• **Given exercise**
Output the data exactly, with every line intact.
-- BEGIN Supplied material --
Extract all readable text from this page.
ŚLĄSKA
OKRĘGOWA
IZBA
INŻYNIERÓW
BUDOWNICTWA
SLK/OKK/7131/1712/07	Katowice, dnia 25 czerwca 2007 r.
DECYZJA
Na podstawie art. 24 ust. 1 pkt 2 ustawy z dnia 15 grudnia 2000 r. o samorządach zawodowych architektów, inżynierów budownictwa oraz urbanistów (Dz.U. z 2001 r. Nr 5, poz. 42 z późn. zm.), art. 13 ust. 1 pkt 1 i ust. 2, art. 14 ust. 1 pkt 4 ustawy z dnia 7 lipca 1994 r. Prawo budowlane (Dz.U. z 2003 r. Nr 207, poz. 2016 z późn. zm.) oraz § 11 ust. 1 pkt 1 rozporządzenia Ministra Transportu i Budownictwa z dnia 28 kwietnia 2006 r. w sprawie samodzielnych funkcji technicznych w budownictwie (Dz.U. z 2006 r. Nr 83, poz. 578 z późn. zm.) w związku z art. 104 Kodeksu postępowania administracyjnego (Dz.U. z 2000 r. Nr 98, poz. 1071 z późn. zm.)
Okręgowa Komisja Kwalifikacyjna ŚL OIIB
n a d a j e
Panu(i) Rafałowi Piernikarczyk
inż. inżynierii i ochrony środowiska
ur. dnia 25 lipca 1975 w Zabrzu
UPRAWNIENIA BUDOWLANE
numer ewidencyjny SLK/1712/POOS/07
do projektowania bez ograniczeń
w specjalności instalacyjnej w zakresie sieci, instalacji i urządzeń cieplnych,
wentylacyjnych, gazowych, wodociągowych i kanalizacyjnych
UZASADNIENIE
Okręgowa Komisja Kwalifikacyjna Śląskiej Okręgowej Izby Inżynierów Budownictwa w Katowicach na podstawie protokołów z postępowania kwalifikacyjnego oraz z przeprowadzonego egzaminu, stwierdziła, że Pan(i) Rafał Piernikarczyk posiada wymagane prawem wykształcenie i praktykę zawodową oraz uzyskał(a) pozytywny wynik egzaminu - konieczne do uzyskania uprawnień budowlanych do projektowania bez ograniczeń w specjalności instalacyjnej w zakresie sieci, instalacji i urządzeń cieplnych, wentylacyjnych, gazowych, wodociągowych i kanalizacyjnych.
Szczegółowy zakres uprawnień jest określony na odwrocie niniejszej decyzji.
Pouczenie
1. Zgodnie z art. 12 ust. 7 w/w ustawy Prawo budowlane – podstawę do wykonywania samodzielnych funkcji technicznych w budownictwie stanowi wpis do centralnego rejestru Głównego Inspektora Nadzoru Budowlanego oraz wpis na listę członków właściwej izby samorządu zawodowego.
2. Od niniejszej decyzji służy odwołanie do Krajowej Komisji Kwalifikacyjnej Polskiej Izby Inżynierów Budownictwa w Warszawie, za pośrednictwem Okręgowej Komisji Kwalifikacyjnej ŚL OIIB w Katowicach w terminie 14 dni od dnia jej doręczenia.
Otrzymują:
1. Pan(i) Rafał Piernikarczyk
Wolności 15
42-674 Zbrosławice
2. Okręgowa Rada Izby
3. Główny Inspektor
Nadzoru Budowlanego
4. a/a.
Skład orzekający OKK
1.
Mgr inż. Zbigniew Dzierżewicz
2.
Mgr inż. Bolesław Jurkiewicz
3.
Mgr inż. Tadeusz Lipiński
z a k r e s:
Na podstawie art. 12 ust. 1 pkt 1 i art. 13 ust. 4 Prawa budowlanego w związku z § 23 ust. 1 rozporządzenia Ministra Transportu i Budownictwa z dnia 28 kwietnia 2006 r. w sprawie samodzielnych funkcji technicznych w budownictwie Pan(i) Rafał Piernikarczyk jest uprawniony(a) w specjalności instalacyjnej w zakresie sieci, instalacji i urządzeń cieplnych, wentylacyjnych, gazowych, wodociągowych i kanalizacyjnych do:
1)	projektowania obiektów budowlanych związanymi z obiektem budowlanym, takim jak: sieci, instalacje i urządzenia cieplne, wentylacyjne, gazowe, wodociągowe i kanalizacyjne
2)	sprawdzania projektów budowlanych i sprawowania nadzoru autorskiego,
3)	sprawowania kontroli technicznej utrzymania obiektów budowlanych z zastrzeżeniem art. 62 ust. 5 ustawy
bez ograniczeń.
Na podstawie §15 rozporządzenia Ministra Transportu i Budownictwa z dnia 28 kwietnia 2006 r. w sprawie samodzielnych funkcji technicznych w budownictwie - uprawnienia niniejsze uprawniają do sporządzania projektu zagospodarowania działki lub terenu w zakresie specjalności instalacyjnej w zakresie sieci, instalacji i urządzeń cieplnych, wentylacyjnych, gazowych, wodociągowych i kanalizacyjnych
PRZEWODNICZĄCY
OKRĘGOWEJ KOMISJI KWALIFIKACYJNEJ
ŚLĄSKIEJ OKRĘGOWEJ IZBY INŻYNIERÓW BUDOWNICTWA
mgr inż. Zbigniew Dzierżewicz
-- END Supplied material --
• **Task answer**
Extract all readable text from this page.
ŚLĄSKA
OKRĘGOWA
IZBA
INŻYNIERÓW
BUDOWNICTWA
SLK/OKK/7131/1712/07	Katowice, dnia 25 czerwca 2007 r.
DECYZJA
Na podstawie art. 24 ust. 1 pkt 2 ustawy z dnia 15 grudnia 2000 r. o samorządach zawodowych architektów, inżynierów budownictwa oraz urbanistów (Dz.U. z 2001 r. Nr 5, poz. 42 z późn. zm.), art. 13 ust. 1 pkt 1 i ust. 2, art. 14 ust. 1 pkt 4 ustawy z dnia 7 lipca 1994 r. Prawo budowlane (Dz.U. z 2003 r. Nr 207, poz. 2016 z późn. zm.) oraz § 11 ust. 1 pkt 1 rozporządzenia Ministra Transportu i Budownictwa z dnia 28 kwietnia 2006 r. w sprawie samodzielnych funkcji technicznych w budownictwie (Dz.U. z 2006 r. Nr 83, poz. 578 z późn. zm.) w związku z art. 104 Kodeksu postępowania administracyjnego (Dz.U. z 2000 r. Nr 98, poz. 1071 z późn. zm.)
Okręgowa Komisja Kwalifikacyjna ŚL OIIB
n a d a j e
Panu(i) Rafałowi Piernikarczyk
inż. inżynierii i ochrony środowiska
ur. dnia 25 lipca 1975 w Zabrzu
UPRAWNIENIA BUDOWLANE
numer ewidencyjny SLK/1712/POOS/07
do projektowania bez ograniczeń
w specjalności instalacyjnej w zakresie sieci, instalacji i urządzeń cieplnych,
wentylacyjnych, gazowych, wodociągowych i kanalizacyjnych
UZASADNIENIE
Okręgowa Komisja Kwalifikacyjna Śląskiej Okręgowej Izby Inżynierów Budownictwa w Katowicach na podstawie protokołów z postępowania kwalifikacyjnego oraz z przeprowadzonego egzaminu, stwierdziła, że Pan(i) Rafał Piernikarczyk posiada wymagane prawem wykształcenie i praktykę zawodową oraz uzyskał(a) pozytywny wynik egzaminu - konieczne do uzyskania uprawnień budowlanych do projektowania bez ograniczeń w specjalności instalacyjnej w zakresie sieci, instalacji i urządzeń cieplnych, wentylacyjnych, gazowych, wodociągowych i kanalizacyjnych.
Szczegółowy zakres uprawnień jest określony na odwrocie niniejszej decyzji.
Pouczenie
1. Zgodnie z art. 12 ust. 7 w/w ustawy Prawo budowlane – podstawę do wykonywania samodzielnych funkcji technicznych w budownictwie stanowi wpis do centralnego rejestru Głównego Inspektora Nadzoru Budowlanego oraz wpis na listę członków właściwej izby samorządu zawodowego.
2. Od niniejszej decyzji służy odwołanie do Krajowej Komisji Kwalifikacyjnej Polskiej Izby Inżynierów Budownictwa w Warszawie, za pośrednictwem Okręgowej Komisji Kwalifikacyjnej ŚL OIIB w Katowicach w terminie 14 dni od dnia jej doręczenia.
Otrzymują:
1. Pan(i) Rafał Piernikarczyk
Wolności 15
42-674 Zbrosławice
2. Okręgowa Rada Izby
3. Główny Inspektor
Nadzoru Budowlanego
4. a/a.
Skład orzekający OKK
1.
Mgr inż. Zbigniew Dzierżewicz
2.
Mgr inż. Bolesław Jurkiewicz
3.
Mgr inż. Tadeusz Lipiński
z a k r e s:
Na podstawie art. 12 ust. 1 pkt 1 i art. 13 ust. 4 Prawa budowlanego w związku z § 23 ust. 1 rozporządzenia Ministra Transportu i Budownictwa z dnia 28 kwietnia 2006 r. w sprawie samodzielnych funkcji technicznych w budownictwie Pan(i) Rafał Piernikarczyk jest uprawniony(a) w specjalności instalacyjnej w zakresie sieci, instalacji i urządzeń cieplnych, wentylacyjnych, gazowych, wodociągowych i kanalizacyjnych do:
1)	projektowania obiektów budowlanych związanymi z obiektem budowlanym, takim jak: sieci, instalacje i urządzenia cieplne, wentylacyjne, gazowe, wodociągowe i kanalizacyjne
2)	sprawdzania projektów budowlanych i sprawowania nadzoru autorskiego,
3)	sprawowania kontroli technicznej utrzymania obiektów budowlanych z zastrzeżeniem art. 62 ust. 5 ustawy
bez ograniczeń.
Na podstawie §15 rozporządzenia Ministra Transportu i Budownictwa z dnia 28 kwietnia 2006 r. w sprawie samodzielnych funkcji technicznych w budownictwie - uprawnienia niniejsze uprawniają do sporządzania projektu zagospodarowania działki lub terenu w zakresie specjalności instalacyjnej w zakresie sieci, instalacji i urządzeń cieplnych, wentylacyjnych, gazowych, wodociągowych i kanalizacyjnych
PRZEWODNICZĄCY
OKRĘGOWEJ KOMISJI KWALIFIKACYJNEJ
ŚLĄSKIEJ OKRĘGOWEJ IZBY INŻYNIERÓW BUDOWNICTWA
mgr inż. Zbigniew Dzierżewicz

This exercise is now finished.